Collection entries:

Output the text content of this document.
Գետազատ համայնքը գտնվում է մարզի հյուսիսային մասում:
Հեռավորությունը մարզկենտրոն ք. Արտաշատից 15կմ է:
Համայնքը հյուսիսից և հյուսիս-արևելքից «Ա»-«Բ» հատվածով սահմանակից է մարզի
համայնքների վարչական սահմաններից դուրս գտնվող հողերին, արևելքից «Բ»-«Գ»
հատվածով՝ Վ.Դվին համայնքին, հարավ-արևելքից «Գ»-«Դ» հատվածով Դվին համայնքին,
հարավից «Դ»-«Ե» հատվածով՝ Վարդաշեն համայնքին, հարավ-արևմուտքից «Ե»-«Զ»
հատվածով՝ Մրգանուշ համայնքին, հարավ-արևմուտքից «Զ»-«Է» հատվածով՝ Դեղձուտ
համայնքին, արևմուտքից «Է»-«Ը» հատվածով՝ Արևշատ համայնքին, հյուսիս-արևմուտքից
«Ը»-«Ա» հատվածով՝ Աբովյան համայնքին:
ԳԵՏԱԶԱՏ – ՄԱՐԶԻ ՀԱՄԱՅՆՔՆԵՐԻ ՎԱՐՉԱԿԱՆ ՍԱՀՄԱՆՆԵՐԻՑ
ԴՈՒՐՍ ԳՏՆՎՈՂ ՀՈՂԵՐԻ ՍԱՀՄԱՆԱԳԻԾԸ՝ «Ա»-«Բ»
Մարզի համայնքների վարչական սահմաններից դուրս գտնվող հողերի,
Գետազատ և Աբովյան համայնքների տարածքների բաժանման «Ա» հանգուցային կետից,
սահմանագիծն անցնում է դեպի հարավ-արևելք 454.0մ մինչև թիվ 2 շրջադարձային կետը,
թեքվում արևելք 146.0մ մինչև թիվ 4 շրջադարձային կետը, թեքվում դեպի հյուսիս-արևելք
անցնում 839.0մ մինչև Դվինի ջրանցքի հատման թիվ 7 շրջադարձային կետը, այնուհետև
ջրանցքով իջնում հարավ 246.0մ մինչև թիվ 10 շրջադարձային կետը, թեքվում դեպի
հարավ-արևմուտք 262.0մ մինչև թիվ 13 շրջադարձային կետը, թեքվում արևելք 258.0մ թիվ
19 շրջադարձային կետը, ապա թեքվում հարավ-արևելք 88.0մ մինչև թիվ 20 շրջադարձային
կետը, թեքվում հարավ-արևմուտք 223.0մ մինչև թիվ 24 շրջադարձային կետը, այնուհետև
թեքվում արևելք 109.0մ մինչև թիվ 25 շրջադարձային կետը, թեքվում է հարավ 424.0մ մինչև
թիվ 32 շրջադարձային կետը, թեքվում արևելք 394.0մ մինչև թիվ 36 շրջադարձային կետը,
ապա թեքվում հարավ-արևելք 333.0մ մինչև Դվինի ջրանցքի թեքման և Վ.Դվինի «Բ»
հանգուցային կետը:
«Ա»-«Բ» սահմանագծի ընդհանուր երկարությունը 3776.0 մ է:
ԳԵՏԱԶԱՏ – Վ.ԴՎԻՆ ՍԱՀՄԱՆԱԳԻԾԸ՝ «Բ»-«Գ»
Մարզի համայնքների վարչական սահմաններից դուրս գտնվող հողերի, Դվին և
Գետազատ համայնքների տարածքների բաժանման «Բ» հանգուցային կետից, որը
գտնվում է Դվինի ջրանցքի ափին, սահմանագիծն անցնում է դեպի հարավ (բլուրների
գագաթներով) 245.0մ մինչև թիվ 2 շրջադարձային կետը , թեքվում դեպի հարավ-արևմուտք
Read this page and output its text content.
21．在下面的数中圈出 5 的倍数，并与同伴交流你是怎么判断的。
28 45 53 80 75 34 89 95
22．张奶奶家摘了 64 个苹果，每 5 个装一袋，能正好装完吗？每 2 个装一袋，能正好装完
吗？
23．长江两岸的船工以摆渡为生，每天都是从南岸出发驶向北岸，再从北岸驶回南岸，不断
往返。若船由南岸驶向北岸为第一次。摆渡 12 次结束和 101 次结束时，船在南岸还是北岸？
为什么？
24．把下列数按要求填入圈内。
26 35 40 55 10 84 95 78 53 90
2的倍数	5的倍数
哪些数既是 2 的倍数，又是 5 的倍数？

● What needs to be done: Return exactly the lines from the one containing "Read this page and output its text content." to the last line of the data, and nothing more.

● Response below:
Read this page and output its text content.
21．在下面的数中圈出 5 的倍数，并与同伴交流你是怎么判断的。
28 45 53 80 75 34 89 95
22．张奶奶家摘了 64 个苹果，每 5 个装一袋，能正好装完吗？每 2 个装一袋，能正好装完
吗？
23．长江两岸的船工以摆渡为生，每天都是从南岸出发驶向北岸，再从北岸驶回南岸，不断
往返。若船由南岸驶向北岸为第一次。摆渡 12 次结束和 101 次结束时，船在南岸还是北岸？
为什么？
24．把下列数按要求填入圈内。
26 35 40 55 10 84 95 78 53 90
2的倍数	5的倍数
哪些数既是 2 的倍数，又是 5 的倍数？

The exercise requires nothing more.